Start of Given records

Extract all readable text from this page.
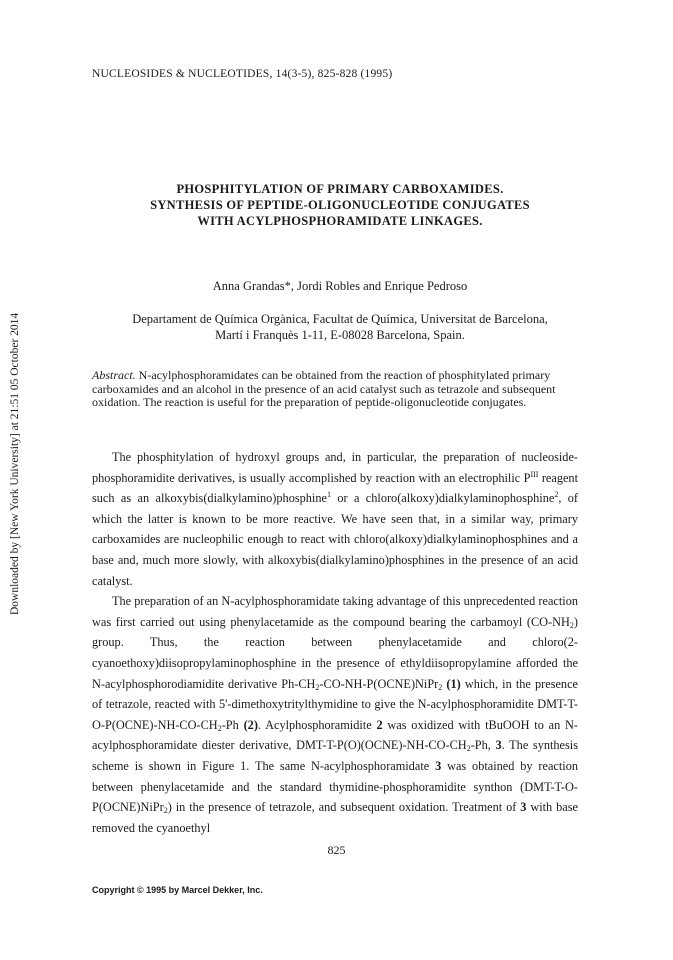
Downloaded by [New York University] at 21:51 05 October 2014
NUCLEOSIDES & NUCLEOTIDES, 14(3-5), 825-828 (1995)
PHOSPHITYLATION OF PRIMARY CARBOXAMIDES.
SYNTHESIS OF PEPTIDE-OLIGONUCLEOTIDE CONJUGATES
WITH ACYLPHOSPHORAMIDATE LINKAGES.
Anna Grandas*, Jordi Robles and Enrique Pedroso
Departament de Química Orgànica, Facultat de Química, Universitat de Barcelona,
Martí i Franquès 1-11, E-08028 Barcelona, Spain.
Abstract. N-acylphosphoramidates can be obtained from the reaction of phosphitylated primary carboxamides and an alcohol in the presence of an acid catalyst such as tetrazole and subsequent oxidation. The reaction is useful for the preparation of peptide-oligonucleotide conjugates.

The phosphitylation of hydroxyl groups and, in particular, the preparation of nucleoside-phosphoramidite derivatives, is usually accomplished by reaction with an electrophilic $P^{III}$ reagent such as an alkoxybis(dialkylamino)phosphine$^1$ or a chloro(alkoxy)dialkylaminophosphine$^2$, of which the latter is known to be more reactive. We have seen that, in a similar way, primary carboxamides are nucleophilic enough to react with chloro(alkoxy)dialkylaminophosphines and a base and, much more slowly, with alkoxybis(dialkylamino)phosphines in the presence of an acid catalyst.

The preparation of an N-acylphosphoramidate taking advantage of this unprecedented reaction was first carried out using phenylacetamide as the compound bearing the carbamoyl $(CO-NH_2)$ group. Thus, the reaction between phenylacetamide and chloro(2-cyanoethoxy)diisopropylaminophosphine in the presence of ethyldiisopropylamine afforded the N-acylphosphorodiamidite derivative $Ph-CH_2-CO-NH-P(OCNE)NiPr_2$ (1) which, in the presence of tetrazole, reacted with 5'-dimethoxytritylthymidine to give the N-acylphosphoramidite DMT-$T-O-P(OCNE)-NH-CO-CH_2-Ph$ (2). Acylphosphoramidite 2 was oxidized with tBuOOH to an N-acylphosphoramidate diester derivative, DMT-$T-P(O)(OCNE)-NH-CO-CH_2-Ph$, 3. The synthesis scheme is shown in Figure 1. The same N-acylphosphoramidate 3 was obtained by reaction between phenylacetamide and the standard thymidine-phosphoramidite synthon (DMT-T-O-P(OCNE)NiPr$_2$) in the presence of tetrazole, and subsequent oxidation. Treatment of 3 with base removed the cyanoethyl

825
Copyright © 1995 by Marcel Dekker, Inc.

End of Given records

Could you output every record above exactly as it appears, without the pictures?

# Answer area
Extract all readable text from this page.
Downloaded by [New York University] at 21:51 05 October 2014
NUCLEOSIDES & NUCLEOTIDES, 14(3-5), 825-828 (1995)
PHOSPHITYLATION OF PRIMARY CARBOXAMIDES.
SYNTHESIS OF PEPTIDE-OLIGONUCLEOTIDE CONJUGATES
WITH ACYLPHOSPHORAMIDATE LINKAGES.
Anna Grandas*, Jordi Robles and Enrique Pedroso
Departament de Química Orgànica, Facultat de Química, Universitat de Barcelona,
Martí i Franquès 1-11, E-08028 Barcelona, Spain.
Abstract. N-acylphosphoramidates can be obtained from the reaction of phosphitylated primary carboxamides and an alcohol in the presence of an acid catalyst such as tetrazole and subsequent oxidation. The reaction is useful for the preparation of peptide-oligonucleotide conjugates.

The phosphitylation of hydroxyl groups and, in particular, the preparation of nucleoside-phosphoramidite derivatives, is usually accomplished by reaction with an electrophilic $P^{III}$ reagent such as an alkoxybis(dialkylamino)phosphine$^1$ or a chloro(alkoxy)dialkylaminophosphine$^2$, of which the latter is known to be more reactive. We have seen that, in a similar way, primary carboxamides are nucleophilic enough to react with chloro(alkoxy)dialkylaminophosphines and a base and, much more slowly, with alkoxybis(dialkylamino)phosphines in the presence of an acid catalyst.

The preparation of an N-acylphosphoramidate taking advantage of this unprecedented reaction was first carried out using phenylacetamide as the compound bearing the carbamoyl $(CO-NH_2)$ group. Thus, the reaction between phenylacetamide and chloro(2-cyanoethoxy)diisopropylaminophosphine in the presence of ethyldiisopropylamine afforded the N-acylphosphorodiamidite derivative $Ph-CH_2-CO-NH-P(OCNE)NiPr_2$ (1) which, in the presence of tetrazole, reacted with 5'-dimethoxytritylthymidine to give the N-acylphosphoramidite DMT-$T-O-P(OCNE)-NH-CO-CH_2-Ph$ (2). Acylphosphoramidite 2 was oxidized with tBuOOH to an N-acylphosphoramidate diester derivative, DMT-$T-P(O)(OCNE)-NH-CO-CH_2-Ph$, 3. The synthesis scheme is shown in Figure 1. The same N-acylphosphoramidate 3 was obtained by reaction between phenylacetamide and the standard thymidine-phosphoramidite synthon (DMT-T-O-P(OCNE)NiPr$_2$) in the presence of tetrazole, and subsequent oxidation. Treatment of 3 with base removed the cyanoethyl

825
Copyright © 1995 by Marcel Dekker, Inc.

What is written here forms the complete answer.